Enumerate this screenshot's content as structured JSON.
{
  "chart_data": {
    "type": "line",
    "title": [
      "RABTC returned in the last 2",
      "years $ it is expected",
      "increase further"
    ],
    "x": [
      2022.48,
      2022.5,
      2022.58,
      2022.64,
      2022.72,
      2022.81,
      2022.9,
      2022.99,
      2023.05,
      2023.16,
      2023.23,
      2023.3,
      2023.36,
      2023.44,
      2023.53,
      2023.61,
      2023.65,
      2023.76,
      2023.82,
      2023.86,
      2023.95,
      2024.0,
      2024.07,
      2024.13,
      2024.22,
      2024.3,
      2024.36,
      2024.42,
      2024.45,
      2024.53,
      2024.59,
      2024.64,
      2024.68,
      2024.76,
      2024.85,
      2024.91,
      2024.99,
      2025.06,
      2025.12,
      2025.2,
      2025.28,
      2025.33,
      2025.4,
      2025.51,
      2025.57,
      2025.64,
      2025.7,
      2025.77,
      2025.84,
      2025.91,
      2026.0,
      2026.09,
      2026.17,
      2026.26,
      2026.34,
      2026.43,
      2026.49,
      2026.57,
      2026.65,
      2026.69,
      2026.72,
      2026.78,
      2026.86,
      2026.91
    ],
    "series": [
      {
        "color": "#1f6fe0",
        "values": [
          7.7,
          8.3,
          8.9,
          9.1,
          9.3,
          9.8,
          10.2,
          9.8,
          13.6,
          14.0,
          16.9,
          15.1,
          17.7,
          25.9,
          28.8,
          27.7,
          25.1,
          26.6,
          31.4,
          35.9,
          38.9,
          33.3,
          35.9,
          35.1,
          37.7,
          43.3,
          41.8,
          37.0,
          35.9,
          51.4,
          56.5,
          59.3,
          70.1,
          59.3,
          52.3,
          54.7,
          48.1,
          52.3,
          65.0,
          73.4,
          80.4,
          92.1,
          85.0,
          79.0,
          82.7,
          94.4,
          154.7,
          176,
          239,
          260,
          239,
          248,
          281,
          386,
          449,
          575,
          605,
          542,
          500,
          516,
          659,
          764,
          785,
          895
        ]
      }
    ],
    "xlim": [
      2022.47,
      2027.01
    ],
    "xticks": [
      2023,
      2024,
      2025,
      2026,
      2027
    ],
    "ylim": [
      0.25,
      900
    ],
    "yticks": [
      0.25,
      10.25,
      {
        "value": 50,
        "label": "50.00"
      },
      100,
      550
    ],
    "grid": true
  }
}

┄┄┄┄┄┄┄┄┄┄

▸ STATED GOAL
Restate the listing in full, word for word.

▸ OUTPUT OF THE TASK
Enumerate this screenshot's content as structured JSON.
{
  "chart_data": {
    "type": "line",
    "title": [
      "RABTC returned in the last 2",
      "years $ it is expected",
      "increase further"
    ],
    "x": [
      2022.48,
      2022.5,
      2022.58,
      2022.64,
      2022.72,
      2022.81,
      2022.9,
      2022.99,
      2023.05,
      2023.16,
      2023.23,
      2023.3,
      2023.36,
      2023.44,
      2023.53,
      2023.61,
      2023.65,
      2023.76,
      2023.82,
      2023.86,
      2023.95,
      2024.0,
      2024.07,
      2024.13,
      2024.22,
      2024.3,
      2024.36,
      2024.42,
      2024.45,
      2024.53,
      2024.59,
      2024.64,
      2024.68,
      2024.76,
      2024.85,
      2024.91,
      2024.99,
      2025.06,
      2025.12,
      2025.2,
      2025.28,
      2025.33,
      2025.4,
      2025.51,
      2025.57,
      2025.64,
      2025.7,
      2025.77,
      2025.84,
      2025.91,
      2026.0,
      2026.09,
      2026.17,
      2026.26,
      2026.34,
      2026.43,
      2026.49,
      2026.57,
      2026.65,
      2026.69,
      2026.72,
      2026.78,
      2026.86,
      2026.91
    ],
    "series": [
      {
        "color": "#1f6fe0",
        "values": [
          7.7,
          8.3,
          8.9,
          9.1,
          9.3,
          9.8,
          10.2,
          9.8,
          13.6,
          14.0,
          16.9,
          15.1,
          17.7,
          25.9,
          28.8,
          27.7,
          25.1,
          26.6,
          31.4,
          35.9,
          38.9,
          33.3,
          35.9,
          35.1,
          37.7,
          43.3,
          41.8,
          37.0,
          35.9,
          51.4,
          56.5,
          59.3,
          70.1,
          59.3,
          52.3,
          54.7,
          48.1,
          52.3,
          65.0,
          73.4,
          80.4,
          92.1,
          85.0,
          79.0,
          82.7,
          94.4,
          154.7,
          176,
          239,
          260,
          239,
          248,
          281,
          386,
          449,
          575,
          605,
          542,
          500,
          516,
          659,
          764,
          785,
          895
        ]
      }
    ],
    "xlim": [
      2022.47,
      2027.01
    ],
    "xticks": [
      2023,
      2024,
      2025,
      2026,
      2027
    ],
    "ylim": [
      0.25,
      900
    ],
    "yticks": [
      0.25,
      10.25,
      {
        "value": 50,
        "label": "50.00"
      },
      100,
      550
    ],
    "grid": true
  }
}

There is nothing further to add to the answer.